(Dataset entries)

>>>>>

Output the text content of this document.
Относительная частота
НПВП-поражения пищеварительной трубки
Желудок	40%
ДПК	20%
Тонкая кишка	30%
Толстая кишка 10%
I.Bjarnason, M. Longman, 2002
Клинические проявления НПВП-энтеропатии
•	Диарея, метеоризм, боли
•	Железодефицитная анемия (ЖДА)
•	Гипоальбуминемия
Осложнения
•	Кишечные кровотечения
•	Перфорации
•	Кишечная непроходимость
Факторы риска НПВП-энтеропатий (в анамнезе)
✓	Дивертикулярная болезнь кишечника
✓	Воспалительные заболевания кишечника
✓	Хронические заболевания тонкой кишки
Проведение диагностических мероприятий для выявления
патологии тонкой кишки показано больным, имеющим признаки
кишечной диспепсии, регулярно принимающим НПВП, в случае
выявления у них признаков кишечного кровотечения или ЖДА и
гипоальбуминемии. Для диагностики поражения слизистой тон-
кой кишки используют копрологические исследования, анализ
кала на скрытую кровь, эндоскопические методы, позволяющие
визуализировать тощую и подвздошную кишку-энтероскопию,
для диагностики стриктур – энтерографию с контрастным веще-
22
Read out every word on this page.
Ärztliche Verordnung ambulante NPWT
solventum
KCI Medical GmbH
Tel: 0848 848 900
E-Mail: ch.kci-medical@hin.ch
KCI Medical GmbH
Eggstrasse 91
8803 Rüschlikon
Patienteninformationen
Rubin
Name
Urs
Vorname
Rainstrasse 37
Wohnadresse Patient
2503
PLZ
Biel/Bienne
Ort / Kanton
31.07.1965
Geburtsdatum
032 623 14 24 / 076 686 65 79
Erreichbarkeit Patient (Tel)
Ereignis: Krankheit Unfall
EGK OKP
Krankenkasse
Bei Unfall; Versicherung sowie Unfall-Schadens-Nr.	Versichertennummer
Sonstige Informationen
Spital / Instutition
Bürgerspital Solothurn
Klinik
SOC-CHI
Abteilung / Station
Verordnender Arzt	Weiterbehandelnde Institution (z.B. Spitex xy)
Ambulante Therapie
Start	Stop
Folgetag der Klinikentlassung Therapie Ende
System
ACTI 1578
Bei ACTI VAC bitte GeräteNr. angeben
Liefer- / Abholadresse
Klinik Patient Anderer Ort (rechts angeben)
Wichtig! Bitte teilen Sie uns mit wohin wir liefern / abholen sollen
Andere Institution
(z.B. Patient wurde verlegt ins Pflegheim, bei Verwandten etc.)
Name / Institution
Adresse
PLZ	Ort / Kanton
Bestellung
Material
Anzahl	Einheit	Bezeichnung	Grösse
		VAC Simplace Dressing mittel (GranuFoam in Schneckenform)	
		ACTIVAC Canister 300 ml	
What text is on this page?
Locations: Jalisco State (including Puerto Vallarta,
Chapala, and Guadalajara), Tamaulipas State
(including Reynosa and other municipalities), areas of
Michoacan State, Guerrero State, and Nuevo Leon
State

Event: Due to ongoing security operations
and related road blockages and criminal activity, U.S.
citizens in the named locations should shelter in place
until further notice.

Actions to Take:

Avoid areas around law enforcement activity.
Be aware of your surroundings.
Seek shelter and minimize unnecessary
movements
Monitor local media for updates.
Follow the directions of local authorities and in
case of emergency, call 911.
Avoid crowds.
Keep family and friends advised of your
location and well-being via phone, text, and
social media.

<<<<<

Copy each line of the data exactly, leaving nothing out.

Output the text content of this document.
Относительная частота
НПВП-поражения пищеварительной трубки
Желудок	40%
ДПК	20%
Тонкая кишка	30%
Толстая кишка 10%
I.Bjarnason, M. Longman, 2002
Клинические проявления НПВП-энтеропатии
•	Диарея, метеоризм, боли
•	Железодефицитная анемия (ЖДА)
•	Гипоальбуминемия
Осложнения
•	Кишечные кровотечения
•	Перфорации
•	Кишечная непроходимость
Факторы риска НПВП-энтеропатий (в анамнезе)
✓	Дивертикулярная болезнь кишечника
✓	Воспалительные заболевания кишечника
✓	Хронические заболевания тонкой кишки
Проведение диагностических мероприятий для выявления
патологии тонкой кишки показано больным, имеющим признаки
кишечной диспепсии, регулярно принимающим НПВП, в случае
выявления у них признаков кишечного кровотечения или ЖДА и
гипоальбуминемии. Для диагностики поражения слизистой тон-
кой кишки используют копрологические исследования, анализ
кала на скрытую кровь, эндоскопические методы, позволяющие
визуализировать тощую и подвздошную кишку-энтероскопию,
для диагностики стриктур – энтерографию с контрастным веще-
22
Read out every word on this page.
Ärztliche Verordnung ambulante NPWT
solventum
KCI Medical GmbH
Tel: 0848 848 900
E-Mail: ch.kci-medical@hin.ch
KCI Medical GmbH
Eggstrasse 91
8803 Rüschlikon
Patienteninformationen
Rubin
Name
Urs
Vorname
Rainstrasse 37
Wohnadresse Patient
2503
PLZ
Biel/Bienne
Ort / Kanton
31.07.1965
Geburtsdatum
032 623 14 24 / 076 686 65 79
Erreichbarkeit Patient (Tel)
Ereignis: Krankheit Unfall
EGK OKP
Krankenkasse
Bei Unfall; Versicherung sowie Unfall-Schadens-Nr.	Versichertennummer
Sonstige Informationen
Spital / Instutition
Bürgerspital Solothurn
Klinik
SOC-CHI
Abteilung / Station
Verordnender Arzt	Weiterbehandelnde Institution (z.B. Spitex xy)
Ambulante Therapie
Start	Stop
Folgetag der Klinikentlassung Therapie Ende
System
ACTI 1578
Bei ACTI VAC bitte GeräteNr. angeben
Liefer- / Abholadresse
Klinik Patient Anderer Ort (rechts angeben)
Wichtig! Bitte teilen Sie uns mit wohin wir liefern / abholen sollen
Andere Institution
(z.B. Patient wurde verlegt ins Pflegheim, bei Verwandten etc.)
Name / Institution
Adresse
PLZ	Ort / Kanton
Bestellung
Material
Anzahl	Einheit	Bezeichnung	Grösse
		VAC Simplace Dressing mittel (GranuFoam in Schneckenform)	
		ACTIVAC Canister 300 ml	
What text is on this page?
Locations: Jalisco State (including Puerto Vallarta,
Chapala, and Guadalajara), Tamaulipas State
(including Reynosa and other municipalities), areas of
Michoacan State, Guerrero State, and Nuevo Leon
State

Event: Due to ongoing security operations
and related road blockages and criminal activity, U.S.
citizens in the named locations should shelter in place
until further notice.

Actions to Take:

Avoid areas around law enforcement activity.
Be aware of your surroundings.
Seek shelter and minimize unnecessary
movements
Monitor local media for updates.
Follow the directions of local authorities and in
case of emergency, call 911.
Avoid crowds.
Keep family and friends advised of your
location and well-being via phone, text, and
social media.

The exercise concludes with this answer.